Data excerpts:
--- start ---

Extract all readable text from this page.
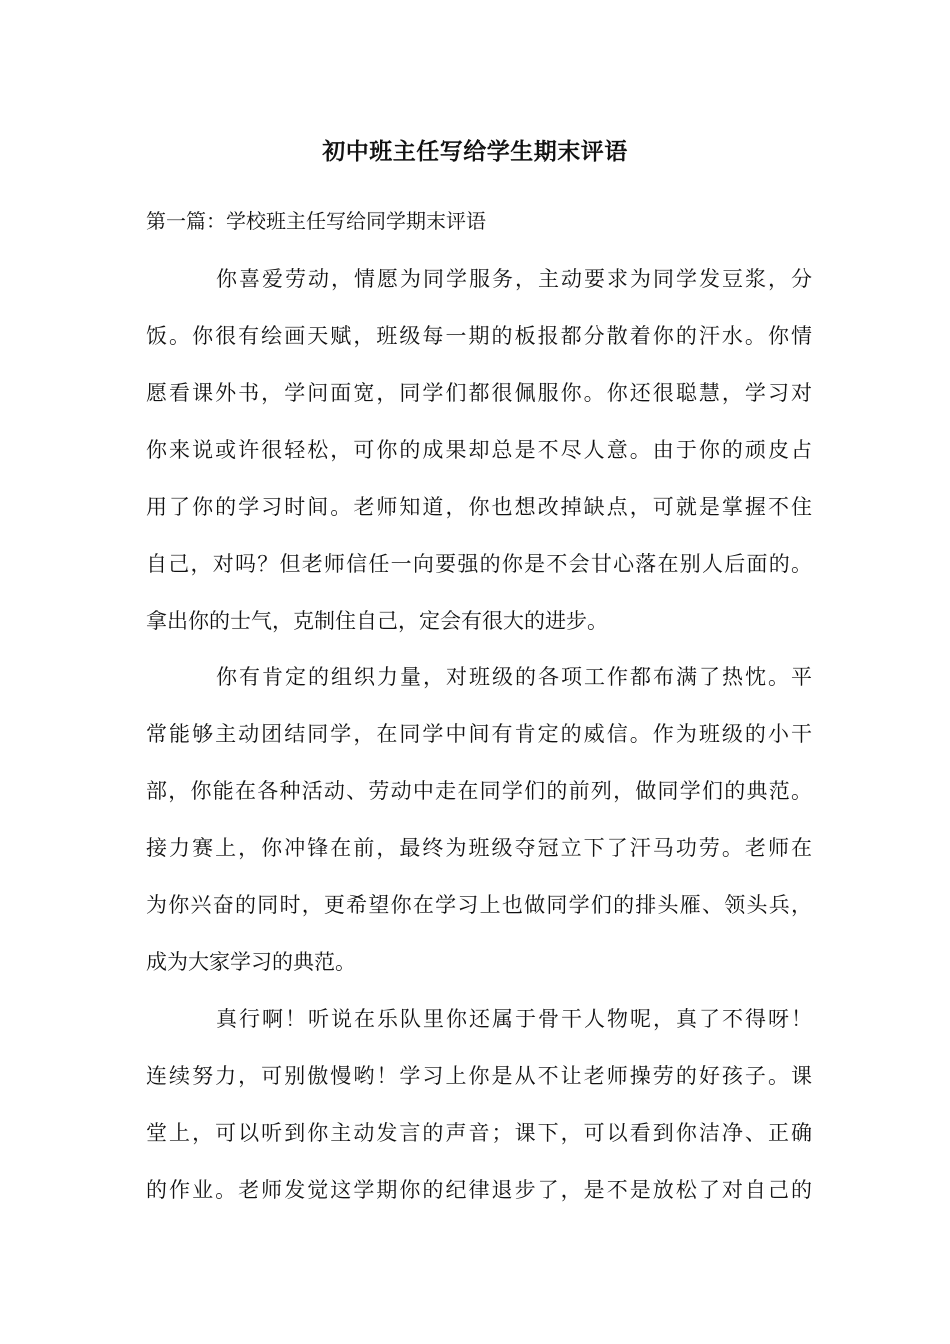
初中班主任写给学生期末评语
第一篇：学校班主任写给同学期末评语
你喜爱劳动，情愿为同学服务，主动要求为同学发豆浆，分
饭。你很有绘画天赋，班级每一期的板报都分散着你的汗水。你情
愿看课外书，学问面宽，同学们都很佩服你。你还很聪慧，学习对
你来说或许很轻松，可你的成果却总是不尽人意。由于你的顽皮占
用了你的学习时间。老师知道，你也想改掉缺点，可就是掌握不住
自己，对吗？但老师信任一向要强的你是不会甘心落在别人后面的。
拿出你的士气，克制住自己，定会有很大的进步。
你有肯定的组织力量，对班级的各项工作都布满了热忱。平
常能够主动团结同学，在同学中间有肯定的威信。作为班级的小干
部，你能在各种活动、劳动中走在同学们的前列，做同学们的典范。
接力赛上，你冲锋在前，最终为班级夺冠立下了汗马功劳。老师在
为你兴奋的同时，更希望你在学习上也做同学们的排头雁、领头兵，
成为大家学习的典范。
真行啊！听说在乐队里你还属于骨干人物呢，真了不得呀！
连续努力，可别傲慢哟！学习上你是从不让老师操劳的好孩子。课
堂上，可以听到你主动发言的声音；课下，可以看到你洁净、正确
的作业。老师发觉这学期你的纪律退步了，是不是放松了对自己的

--- end ---

Stated problem :: Transcribe every record above exactly, leaving out the pictures.

Result of the exercise ::
Extract all readable text from this page.
初中班主任写给学生期末评语
第一篇：学校班主任写给同学期末评语
你喜爱劳动，情愿为同学服务，主动要求为同学发豆浆，分
饭。你很有绘画天赋，班级每一期的板报都分散着你的汗水。你情
愿看课外书，学问面宽，同学们都很佩服你。你还很聪慧，学习对
你来说或许很轻松，可你的成果却总是不尽人意。由于你的顽皮占
用了你的学习时间。老师知道，你也想改掉缺点，可就是掌握不住
自己，对吗？但老师信任一向要强的你是不会甘心落在别人后面的。
拿出你的士气，克制住自己，定会有很大的进步。
你有肯定的组织力量，对班级的各项工作都布满了热忱。平
常能够主动团结同学，在同学中间有肯定的威信。作为班级的小干
部，你能在各种活动、劳动中走在同学们的前列，做同学们的典范。
接力赛上，你冲锋在前，最终为班级夺冠立下了汗马功劳。老师在
为你兴奋的同时，更希望你在学习上也做同学们的排头雁、领头兵，
成为大家学习的典范。
真行啊！听说在乐队里你还属于骨干人物呢，真了不得呀！
连续努力，可别傲慢哟！学习上你是从不让老师操劳的好孩子。课
堂上，可以听到你主动发言的声音；课下，可以看到你洁净、正确
的作业。老师发觉这学期你的纪律退步了，是不是放松了对自己的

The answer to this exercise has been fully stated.